▶ **Task**
Would you quote the material below in full and unchanged?

┌──

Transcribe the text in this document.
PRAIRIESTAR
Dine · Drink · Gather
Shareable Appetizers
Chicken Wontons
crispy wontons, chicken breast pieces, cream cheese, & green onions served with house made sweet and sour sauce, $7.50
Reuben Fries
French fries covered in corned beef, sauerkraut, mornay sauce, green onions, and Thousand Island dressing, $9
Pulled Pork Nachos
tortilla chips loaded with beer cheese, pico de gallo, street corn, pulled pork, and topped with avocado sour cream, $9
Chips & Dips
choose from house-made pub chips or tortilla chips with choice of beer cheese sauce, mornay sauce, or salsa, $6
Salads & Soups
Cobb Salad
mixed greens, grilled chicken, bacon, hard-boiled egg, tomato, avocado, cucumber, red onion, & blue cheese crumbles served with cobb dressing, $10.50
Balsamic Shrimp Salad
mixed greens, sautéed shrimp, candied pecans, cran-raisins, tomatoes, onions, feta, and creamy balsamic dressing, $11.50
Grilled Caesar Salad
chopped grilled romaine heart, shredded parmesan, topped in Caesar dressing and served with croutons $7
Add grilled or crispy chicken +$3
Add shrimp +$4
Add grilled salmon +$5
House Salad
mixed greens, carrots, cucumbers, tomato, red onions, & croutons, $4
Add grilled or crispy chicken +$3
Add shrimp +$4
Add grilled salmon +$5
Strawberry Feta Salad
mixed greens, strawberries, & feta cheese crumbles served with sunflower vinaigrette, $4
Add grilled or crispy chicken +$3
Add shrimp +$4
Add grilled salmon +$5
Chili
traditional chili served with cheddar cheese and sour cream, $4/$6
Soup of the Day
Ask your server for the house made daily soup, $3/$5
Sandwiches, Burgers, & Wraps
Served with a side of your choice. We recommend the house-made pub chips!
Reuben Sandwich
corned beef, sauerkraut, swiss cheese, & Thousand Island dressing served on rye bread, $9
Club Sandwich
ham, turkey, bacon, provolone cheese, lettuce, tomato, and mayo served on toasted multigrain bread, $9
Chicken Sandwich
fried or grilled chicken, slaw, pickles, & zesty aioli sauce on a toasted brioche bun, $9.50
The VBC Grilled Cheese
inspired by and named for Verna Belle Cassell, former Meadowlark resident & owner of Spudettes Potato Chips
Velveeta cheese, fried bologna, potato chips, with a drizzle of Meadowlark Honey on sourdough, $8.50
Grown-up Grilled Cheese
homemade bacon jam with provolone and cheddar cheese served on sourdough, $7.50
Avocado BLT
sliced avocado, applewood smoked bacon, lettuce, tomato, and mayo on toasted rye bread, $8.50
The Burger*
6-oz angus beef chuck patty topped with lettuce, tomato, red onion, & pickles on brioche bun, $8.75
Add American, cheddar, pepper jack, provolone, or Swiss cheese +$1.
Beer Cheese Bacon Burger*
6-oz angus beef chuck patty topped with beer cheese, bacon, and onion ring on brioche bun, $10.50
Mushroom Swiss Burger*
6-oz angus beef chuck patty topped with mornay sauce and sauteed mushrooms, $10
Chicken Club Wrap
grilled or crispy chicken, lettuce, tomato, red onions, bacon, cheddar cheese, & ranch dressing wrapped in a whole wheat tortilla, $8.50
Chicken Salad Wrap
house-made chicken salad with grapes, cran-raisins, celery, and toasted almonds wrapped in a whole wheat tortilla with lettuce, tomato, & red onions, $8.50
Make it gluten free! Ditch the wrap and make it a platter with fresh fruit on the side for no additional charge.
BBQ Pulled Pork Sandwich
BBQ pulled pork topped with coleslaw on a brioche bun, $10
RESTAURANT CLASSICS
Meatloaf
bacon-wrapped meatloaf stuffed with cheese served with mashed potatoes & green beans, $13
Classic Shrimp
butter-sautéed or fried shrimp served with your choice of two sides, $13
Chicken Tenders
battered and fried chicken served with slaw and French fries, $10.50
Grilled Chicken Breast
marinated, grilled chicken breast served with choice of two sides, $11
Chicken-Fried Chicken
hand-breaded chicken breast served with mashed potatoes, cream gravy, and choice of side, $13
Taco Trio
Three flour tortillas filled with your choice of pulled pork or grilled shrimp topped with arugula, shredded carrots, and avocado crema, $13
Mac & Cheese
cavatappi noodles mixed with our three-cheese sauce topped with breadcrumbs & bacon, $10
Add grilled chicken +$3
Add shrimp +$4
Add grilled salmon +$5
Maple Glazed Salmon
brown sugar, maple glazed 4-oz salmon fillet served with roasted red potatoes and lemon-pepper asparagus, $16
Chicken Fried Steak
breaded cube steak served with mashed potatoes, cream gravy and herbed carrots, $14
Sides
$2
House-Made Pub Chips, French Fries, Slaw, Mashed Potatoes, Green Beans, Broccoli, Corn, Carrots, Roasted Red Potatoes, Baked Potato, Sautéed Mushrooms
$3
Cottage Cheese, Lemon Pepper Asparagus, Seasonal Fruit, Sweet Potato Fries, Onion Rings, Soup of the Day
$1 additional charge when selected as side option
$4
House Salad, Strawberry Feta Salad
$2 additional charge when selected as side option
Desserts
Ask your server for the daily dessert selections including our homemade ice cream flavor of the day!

└──

▶ **Complete answer**
Transcribe the text in this document.
PRAIRIESTAR
Dine · Drink · Gather
Shareable Appetizers
Chicken Wontons
crispy wontons, chicken breast pieces, cream cheese, & green onions served with house made sweet and sour sauce, $7.50
Reuben Fries
French fries covered in corned beef, sauerkraut, mornay sauce, green onions, and Thousand Island dressing, $9
Pulled Pork Nachos
tortilla chips loaded with beer cheese, pico de gallo, street corn, pulled pork, and topped with avocado sour cream, $9
Chips & Dips
choose from house-made pub chips or tortilla chips with choice of beer cheese sauce, mornay sauce, or salsa, $6
Salads & Soups
Cobb Salad
mixed greens, grilled chicken, bacon, hard-boiled egg, tomato, avocado, cucumber, red onion, & blue cheese crumbles served with cobb dressing, $10.50
Balsamic Shrimp Salad
mixed greens, sautéed shrimp, candied pecans, cran-raisins, tomatoes, onions, feta, and creamy balsamic dressing, $11.50
Grilled Caesar Salad
chopped grilled romaine heart, shredded parmesan, topped in Caesar dressing and served with croutons $7
Add grilled or crispy chicken +$3
Add shrimp +$4
Add grilled salmon +$5
House Salad
mixed greens, carrots, cucumbers, tomato, red onions, & croutons, $4
Add grilled or crispy chicken +$3
Add shrimp +$4
Add grilled salmon +$5
Strawberry Feta Salad
mixed greens, strawberries, & feta cheese crumbles served with sunflower vinaigrette, $4
Add grilled or crispy chicken +$3
Add shrimp +$4
Add grilled salmon +$5
Chili
traditional chili served with cheddar cheese and sour cream, $4/$6
Soup of the Day
Ask your server for the house made daily soup, $3/$5
Sandwiches, Burgers, & Wraps
Served with a side of your choice. We recommend the house-made pub chips!
Reuben Sandwich
corned beef, sauerkraut, swiss cheese, & Thousand Island dressing served on rye bread, $9
Club Sandwich
ham, turkey, bacon, provolone cheese, lettuce, tomato, and mayo served on toasted multigrain bread, $9
Chicken Sandwich
fried or grilled chicken, slaw, pickles, & zesty aioli sauce on a toasted brioche bun, $9.50
The VBC Grilled Cheese
inspired by and named for Verna Belle Cassell, former Meadowlark resident & owner of Spudettes Potato Chips
Velveeta cheese, fried bologna, potato chips, with a drizzle of Meadowlark Honey on sourdough, $8.50
Grown-up Grilled Cheese
homemade bacon jam with provolone and cheddar cheese served on sourdough, $7.50
Avocado BLT
sliced avocado, applewood smoked bacon, lettuce, tomato, and mayo on toasted rye bread, $8.50
The Burger*
6-oz angus beef chuck patty topped with lettuce, tomato, red onion, & pickles on brioche bun, $8.75
Add American, cheddar, pepper jack, provolone, or Swiss cheese +$1.
Beer Cheese Bacon Burger*
6-oz angus beef chuck patty topped with beer cheese, bacon, and onion ring on brioche bun, $10.50
Mushroom Swiss Burger*
6-oz angus beef chuck patty topped with mornay sauce and sauteed mushrooms, $10
Chicken Club Wrap
grilled or crispy chicken, lettuce, tomato, red onions, bacon, cheddar cheese, & ranch dressing wrapped in a whole wheat tortilla, $8.50
Chicken Salad Wrap
house-made chicken salad with grapes, cran-raisins, celery, and toasted almonds wrapped in a whole wheat tortilla with lettuce, tomato, & red onions, $8.50
Make it gluten free! Ditch the wrap and make it a platter with fresh fruit on the side for no additional charge.
BBQ Pulled Pork Sandwich
BBQ pulled pork topped with coleslaw on a brioche bun, $10
RESTAURANT CLASSICS
Meatloaf
bacon-wrapped meatloaf stuffed with cheese served with mashed potatoes & green beans, $13
Classic Shrimp
butter-sautéed or fried shrimp served with your choice of two sides, $13
Chicken Tenders
battered and fried chicken served with slaw and French fries, $10.50
Grilled Chicken Breast
marinated, grilled chicken breast served with choice of two sides, $11
Chicken-Fried Chicken
hand-breaded chicken breast served with mashed potatoes, cream gravy, and choice of side, $13
Taco Trio
Three flour tortillas filled with your choice of pulled pork or grilled shrimp topped with arugula, shredded carrots, and avocado crema, $13
Mac & Cheese
cavatappi noodles mixed with our three-cheese sauce topped with breadcrumbs & bacon, $10
Add grilled chicken +$3
Add shrimp +$4
Add grilled salmon +$5
Maple Glazed Salmon
brown sugar, maple glazed 4-oz salmon fillet served with roasted red potatoes and lemon-pepper asparagus, $16
Chicken Fried Steak
breaded cube steak served with mashed potatoes, cream gravy and herbed carrots, $14
Sides
$2
House-Made Pub Chips, French Fries, Slaw, Mashed Potatoes, Green Beans, Broccoli, Corn, Carrots, Roasted Red Potatoes, Baked Potato, Sautéed Mushrooms
$3
Cottage Cheese, Lemon Pepper Asparagus, Seasonal Fruit, Sweet Potato Fries, Onion Rings, Soup of the Day
$1 additional charge when selected as side option
$4
House Salad, Strawberry Feta Salad
$2 additional charge when selected as side option
Desserts
Ask your server for the daily dessert selections including our homemade ice cream flavor of the day!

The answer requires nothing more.